◆ What you will do: Please continue the text below about Judge Ketanji Brown Jackson's Supreme Court confirmation hearings, starting right after its last sentence.

◆ Given text:
........

Some Republican senators are opposing Judge Ketanji Brown Jackson’s nomination to the U.S. Supreme Court on the spurious ground that her record of sentencing child pornographers will endanger children — if she is confirmed.
This argument is spurious for several reasons:
First, her sentences reflect the policies of Congress and the United States Sentencing Commission (on which she served).
These institutions intended judges to distinguish among cases based of the individuals and actions before them. There are obvious differences between a kid who merely watches child pornography in his parents’ basement; an adult who is the business of using children to make such videos; and the predator who actually reaches out to children for sex.
These differences should be reflected in different sentences, some below — and some above — the guidelines.
Second, justices don’t sentence and only rarely decide cases involving sentencing procedures and policies.
Those issues are generally decided by Congress and the sentencing commission, which can raise sentences if they choose to.
So even those who disagree with Judge Jackson’s sentences when she was a trial judge, should be evaluating her qualifications by reference to her record on matters more relevant to service on the high court.
So why did these Republican senators harp on her sentencing decisions?
Obviously to score political points with their base.
Child pornography is a hot button issue, and by describing in detail some of the revolting images that were involved in Judge Jackson’s cases, they were trying to portray her, the Democratic president who appointed her, and the Democratic senators who support her, as soft on crime, especially crime involving children.
But that’s what confirmation hearings have lately become — partisan political theater, rather than the serious efforts to advise and consent on judicial appointments, as the Framers of our Constitution intended.
There is plenty of fault to go around.
The Republicans abused their authority by denying Judge Merrick Garland a hearing.
Some Democratic senators acted outrageously during the confirmation hearings for judges, now justices, Brett Kavanagh and Amy Coney Barrett.
President Biden was wrong to limit his choice to Black women (though his ultimate choice of Judge Jackson was excellent). And majority leader Sen. Chuck Schumer, D-N.Y., was wrong to announce in advance of the nomination that the Senate would confirm whoever Biden nominated.

........

◆ Supplied data:
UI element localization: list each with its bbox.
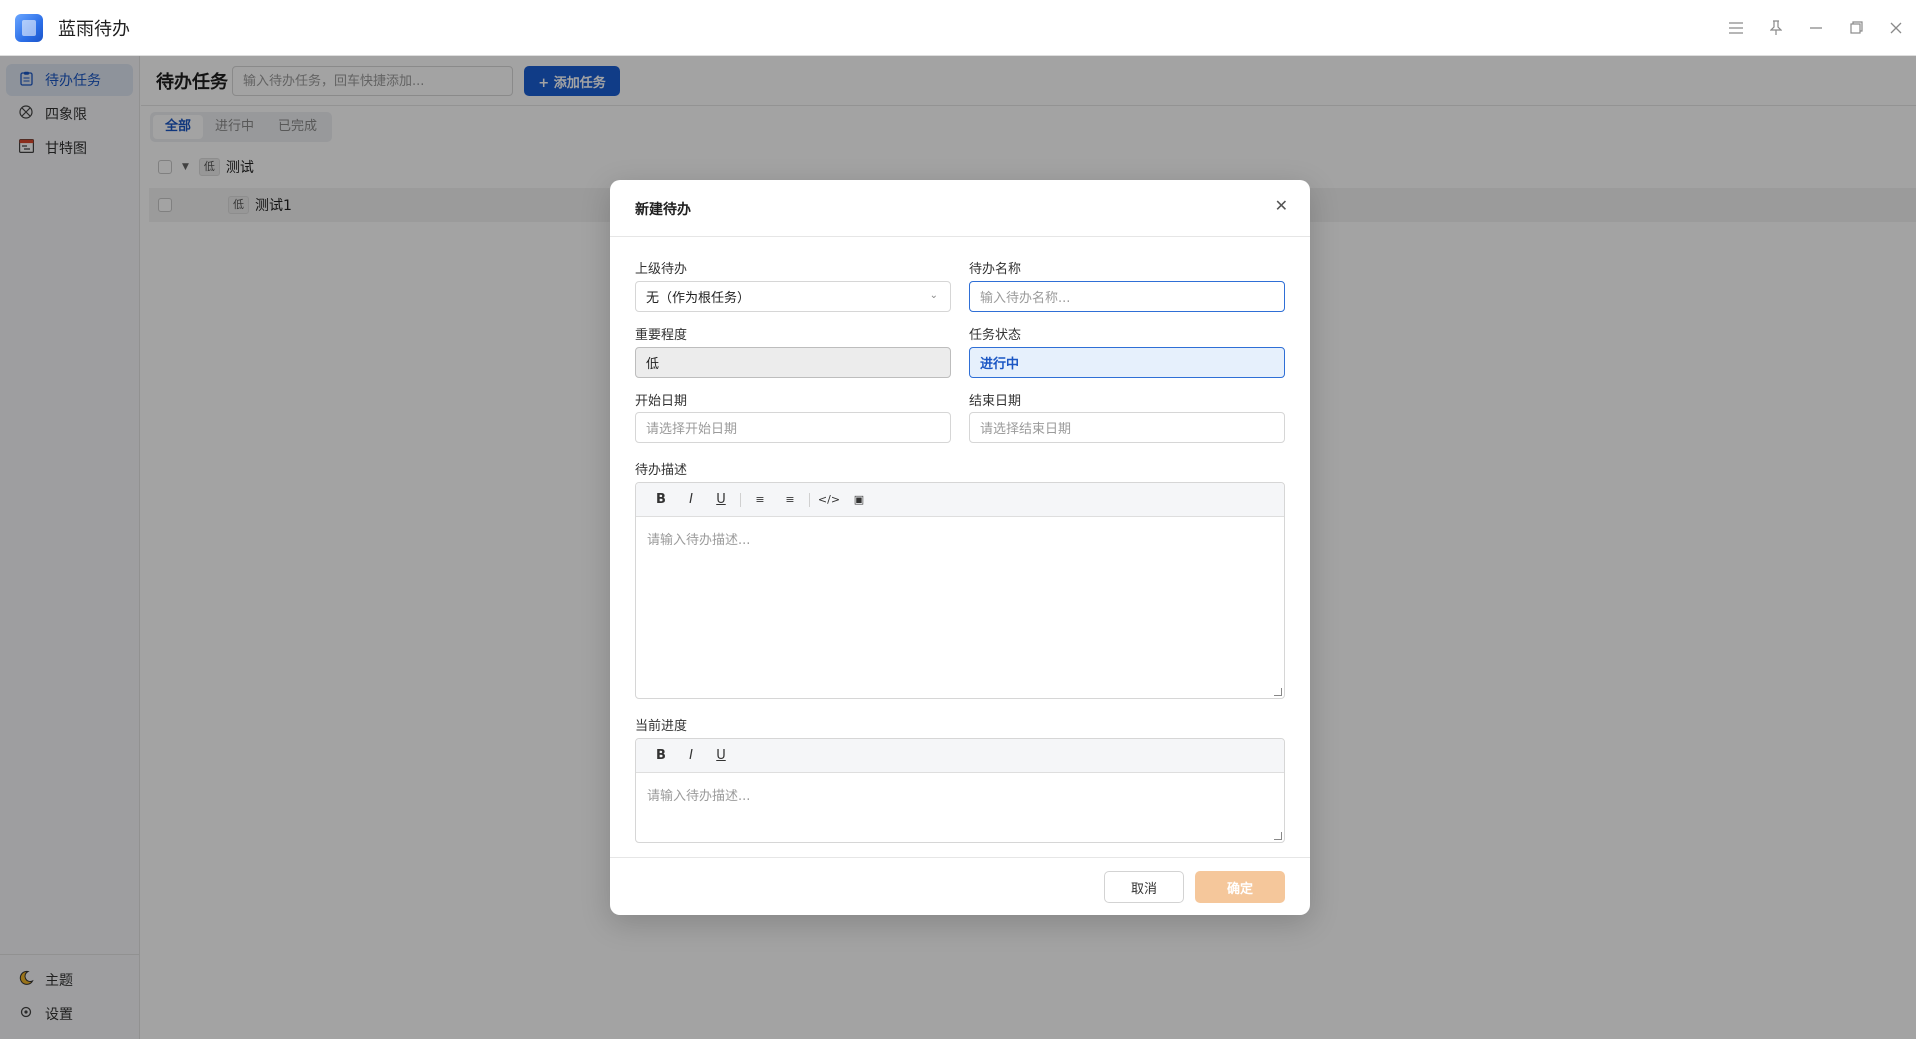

........

◆ Answer to the problem:
Both parties may think that they gain partisan advantage from the manner in which confirmation hearings are currently conducted, but the American public loses and the dignity of the Supreme Court is diminished.
My suggestion for the future is that the president and Congress should appoint a commission of 25 distinguished lawyers, former judges, academics, and other experts on a non-partisan basis.
Whenever there is a vacancy, this commission should recommend a list of the 25 most qualified potential nominees. Such a list, if fairly comprised, would be diverse.
The president would agree to select the nominee from this list.
It was from a list of this sort that some of the great justices of the past were selected.
Prominent among them was Justice Benjamin Cardozo.
When the great Oliver Wendell Holmes retired from the Supreme Court, President Herbert Hoover asked his attorney general to prepare a list of the most qualified lawyers in America.
Included on that list, but at the very bottom, was then New York Judge Benjamin Cardozo.
Hoover looked at the list and told the attorney general that it was a good list but that it was upside down: Cardozo should be at the top.
The attorney general responded that Cardozo was a Jew and there was already one Jew on the high court; that he was a Democrat; that he was from New York which already had one justice.
President Hoover reportedly responded that he would never take religion into account, that Cardozo was a judge for all the people of the United States, and that political party could not play a role.
He then appointed Cardozo who served with great distinction for several years.
Such a non-partisan approach would seem unthinkable today, but we should aspire to such a process. In the meantime, the Senate should confirm Judge Ketanji Brown Jackson, hopefully with some Republicans who are willing and able to judge her on her merits, regardless of partisan considerations.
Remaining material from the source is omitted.